→ **WRITTEN EXERCISE**
Transcribe all the records with complete accuracy.

→ **DATA ROWS**
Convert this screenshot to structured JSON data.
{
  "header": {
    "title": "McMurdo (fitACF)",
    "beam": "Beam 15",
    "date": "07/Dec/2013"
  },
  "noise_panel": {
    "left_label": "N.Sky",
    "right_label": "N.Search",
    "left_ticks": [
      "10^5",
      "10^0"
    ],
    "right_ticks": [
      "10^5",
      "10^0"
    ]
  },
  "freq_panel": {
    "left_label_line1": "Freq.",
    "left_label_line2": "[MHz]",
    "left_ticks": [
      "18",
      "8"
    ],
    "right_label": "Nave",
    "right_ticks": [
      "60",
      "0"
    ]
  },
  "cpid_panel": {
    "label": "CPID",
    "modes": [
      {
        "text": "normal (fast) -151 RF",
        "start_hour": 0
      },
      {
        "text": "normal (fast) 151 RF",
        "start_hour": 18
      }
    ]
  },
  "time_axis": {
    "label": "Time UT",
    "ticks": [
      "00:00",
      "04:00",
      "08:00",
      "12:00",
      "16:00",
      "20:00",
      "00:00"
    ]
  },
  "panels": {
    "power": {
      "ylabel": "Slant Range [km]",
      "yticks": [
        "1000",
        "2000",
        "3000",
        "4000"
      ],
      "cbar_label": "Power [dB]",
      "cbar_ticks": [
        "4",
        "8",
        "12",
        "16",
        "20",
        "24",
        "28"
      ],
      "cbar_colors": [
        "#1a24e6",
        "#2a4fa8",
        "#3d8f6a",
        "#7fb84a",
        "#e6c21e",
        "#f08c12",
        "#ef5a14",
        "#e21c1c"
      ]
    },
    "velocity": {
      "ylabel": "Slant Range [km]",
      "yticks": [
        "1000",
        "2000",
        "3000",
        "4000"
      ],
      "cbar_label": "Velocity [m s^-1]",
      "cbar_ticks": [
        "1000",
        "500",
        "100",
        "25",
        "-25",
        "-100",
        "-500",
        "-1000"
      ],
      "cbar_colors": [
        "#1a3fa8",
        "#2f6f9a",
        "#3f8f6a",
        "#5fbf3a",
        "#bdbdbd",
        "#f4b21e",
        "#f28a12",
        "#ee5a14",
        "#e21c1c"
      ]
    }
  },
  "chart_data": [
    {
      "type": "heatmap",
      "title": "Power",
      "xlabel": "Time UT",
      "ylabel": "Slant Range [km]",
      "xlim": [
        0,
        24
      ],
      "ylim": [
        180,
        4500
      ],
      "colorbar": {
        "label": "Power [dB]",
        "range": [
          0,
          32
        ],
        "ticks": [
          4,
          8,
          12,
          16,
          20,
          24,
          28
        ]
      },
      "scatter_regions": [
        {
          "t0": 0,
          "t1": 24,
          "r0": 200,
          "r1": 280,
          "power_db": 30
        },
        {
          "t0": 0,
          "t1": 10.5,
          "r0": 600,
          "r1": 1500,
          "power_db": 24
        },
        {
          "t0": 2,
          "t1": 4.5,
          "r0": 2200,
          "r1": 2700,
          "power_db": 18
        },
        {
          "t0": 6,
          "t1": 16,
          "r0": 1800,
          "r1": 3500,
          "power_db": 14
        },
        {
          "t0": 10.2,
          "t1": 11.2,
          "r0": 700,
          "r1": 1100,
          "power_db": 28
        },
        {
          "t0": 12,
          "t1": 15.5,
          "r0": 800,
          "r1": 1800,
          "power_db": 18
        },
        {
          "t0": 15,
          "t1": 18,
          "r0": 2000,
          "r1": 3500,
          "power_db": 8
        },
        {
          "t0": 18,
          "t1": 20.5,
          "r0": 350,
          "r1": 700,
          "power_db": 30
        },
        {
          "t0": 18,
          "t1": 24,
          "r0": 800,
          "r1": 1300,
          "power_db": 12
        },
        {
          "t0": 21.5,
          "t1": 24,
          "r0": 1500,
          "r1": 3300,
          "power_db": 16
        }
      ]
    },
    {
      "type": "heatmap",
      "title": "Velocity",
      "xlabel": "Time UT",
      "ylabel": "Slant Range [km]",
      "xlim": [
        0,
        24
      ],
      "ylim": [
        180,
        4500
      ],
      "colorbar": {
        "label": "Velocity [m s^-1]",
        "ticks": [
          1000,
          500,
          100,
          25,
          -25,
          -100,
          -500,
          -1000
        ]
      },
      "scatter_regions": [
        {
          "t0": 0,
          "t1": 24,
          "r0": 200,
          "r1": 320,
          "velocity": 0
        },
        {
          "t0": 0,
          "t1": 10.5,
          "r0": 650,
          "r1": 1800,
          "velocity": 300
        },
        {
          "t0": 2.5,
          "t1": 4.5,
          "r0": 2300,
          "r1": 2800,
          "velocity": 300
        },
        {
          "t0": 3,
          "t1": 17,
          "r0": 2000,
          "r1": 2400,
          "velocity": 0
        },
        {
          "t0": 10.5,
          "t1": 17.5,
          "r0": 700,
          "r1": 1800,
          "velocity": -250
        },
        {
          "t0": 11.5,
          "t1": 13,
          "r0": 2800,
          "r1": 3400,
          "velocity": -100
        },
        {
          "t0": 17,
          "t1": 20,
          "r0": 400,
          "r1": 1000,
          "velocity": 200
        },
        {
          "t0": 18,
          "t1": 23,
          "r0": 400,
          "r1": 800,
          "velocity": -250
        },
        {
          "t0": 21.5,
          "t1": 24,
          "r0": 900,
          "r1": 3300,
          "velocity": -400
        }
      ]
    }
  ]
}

→ **RESPONSE**
Convert this screenshot to structured JSON data.
{
  "header": {
    "title": "McMurdo (fitACF)",
    "beam": "Beam 15",
    "date": "07/Dec/2013"
  },
  "noise_panel": {
    "left_label": "N.Sky",
    "right_label": "N.Search",
    "left_ticks": [
      "10^5",
      "10^0"
    ],
    "right_ticks": [
      "10^5",
      "10^0"
    ]
  },
  "freq_panel": {
    "left_label_line1": "Freq.",
    "left_label_line2": "[MHz]",
    "left_ticks": [
      "18",
      "8"
    ],
    "right_label": "Nave",
    "right_ticks": [
      "60",
      "0"
    ]
  },
  "cpid_panel": {
    "label": "CPID",
    "modes": [
      {
        "text": "normal (fast) -151 RF",
        "start_hour": 0
      },
      {
        "text": "normal (fast) 151 RF",
        "start_hour": 18
      }
    ]
  },
  "time_axis": {
    "label": "Time UT",
    "ticks": [
      "00:00",
      "04:00",
      "08:00",
      "12:00",
      "16:00",
      "20:00",
      "00:00"
    ]
  },
  "panels": {
    "power": {
      "ylabel": "Slant Range [km]",
      "yticks": [
        "1000",
        "2000",
        "3000",
        "4000"
      ],
      "cbar_label": "Power [dB]",
      "cbar_ticks": [
        "4",
        "8",
        "12",
        "16",
        "20",
        "24",
        "28"
      ],
      "cbar_colors": [
        "#1a24e6",
        "#2a4fa8",
        "#3d8f6a",
        "#7fb84a",
        "#e6c21e",
        "#f08c12",
        "#ef5a14",
        "#e21c1c"
      ]
    },
    "velocity": {
      "ylabel": "Slant Range [km]",
      "yticks": [
        "1000",
        "2000",
        "3000",
        "4000"
      ],
      "cbar_label": "Velocity [m s^-1]",
      "cbar_ticks": [
        "1000",
        "500",
        "100",
        "25",
        "-25",
        "-100",
        "-500",
        "-1000"
      ],
      "cbar_colors": [
        "#1a3fa8",
        "#2f6f9a",
        "#3f8f6a",
        "#5fbf3a",
        "#bdbdbd",
        "#f4b21e",
        "#f28a12",
        "#ee5a14",
        "#e21c1c"
      ]
    }
  },
  "chart_data": [
    {
      "type": "heatmap",
      "title": "Power",
      "xlabel": "Time UT",
      "ylabel": "Slant Range [km]",
      "xlim": [
        0,
        24
      ],
      "ylim": [
        180,
        4500
      ],
      "colorbar": {
        "label": "Power [dB]",
        "range": [
          0,
          32
        ],
        "ticks": [
          4,
          8,
          12,
          16,
          20,
          24,
          28
        ]
      },
      "scatter_regions": [
        {
          "t0": 0,
          "t1": 24,
          "r0": 200,
          "r1": 280,
          "power_db": 30
        },
        {
          "t0": 0,
          "t1": 10.5,
          "r0": 600,
          "r1": 1500,
          "power_db": 24
        },
        {
          "t0": 2,
          "t1": 4.5,
          "r0": 2200,
          "r1": 2700,
          "power_db": 18
        },
        {
          "t0": 6,
          "t1": 16,
          "r0": 1800,
          "r1": 3500,
          "power_db": 14
        },
        {
          "t0": 10.2,
          "t1": 11.2,
          "r0": 700,
          "r1": 1100,
          "power_db": 28
        },
        {
          "t0": 12,
          "t1": 15.5,
          "r0": 800,
          "r1": 1800,
          "power_db": 18
        },
        {
          "t0": 15,
          "t1": 18,
          "r0": 2000,
          "r1": 3500,
          "power_db": 8
        },
        {
          "t0": 18,
          "t1": 20.5,
          "r0": 350,
          "r1": 700,
          "power_db": 30
        },
        {
          "t0": 18,
          "t1": 24,
          "r0": 800,
          "r1": 1300,
          "power_db": 12
        },
        {
          "t0": 21.5,
          "t1": 24,
          "r0": 1500,
          "r1": 3300,
          "power_db": 16
        }
      ]
    },
    {
      "type": "heatmap",
      "title": "Velocity",
      "xlabel": "Time UT",
      "ylabel": "Slant Range [km]",
      "xlim": [
        0,
        24
      ],
      "ylim": [
        180,
        4500
      ],
      "colorbar": {
        "label": "Velocity [m s^-1]",
        "ticks": [
          1000,
          500,
          100,
          25,
          -25,
          -100,
          -500,
          -1000
        ]
      },
      "scatter_regions": [
        {
          "t0": 0,
          "t1": 24,
          "r0": 200,
          "r1": 320,
          "velocity": 0
        },
        {
          "t0": 0,
          "t1": 10.5,
          "r0": 650,
          "r1": 1800,
          "velocity": 300
        },
        {
          "t0": 2.5,
          "t1": 4.5,
          "r0": 2300,
          "r1": 2800,
          "velocity": 300
        },
        {
          "t0": 3,
          "t1": 17,
          "r0": 2000,
          "r1": 2400,
          "velocity": 0
        },
        {
          "t0": 10.5,
          "t1": 17.5,
          "r0": 700,
          "r1": 1800,
          "velocity": -250
        },
        {
          "t0": 11.5,
          "t1": 13,
          "r0": 2800,
          "r1": 3400,
          "velocity": -100
        },
        {
          "t0": 17,
          "t1": 20,
          "r0": 400,
          "r1": 1000,
          "velocity": 200
        },
        {
          "t0": 18,
          "t1": 23,
          "r0": 400,
          "r1": 800,
          "velocity": -250
        },
        {
          "t0": 21.5,
          "t1": 24,
          "r0": 900,
          "r1": 3300,
          "velocity": -400
        }
      ]
    }
  ]
}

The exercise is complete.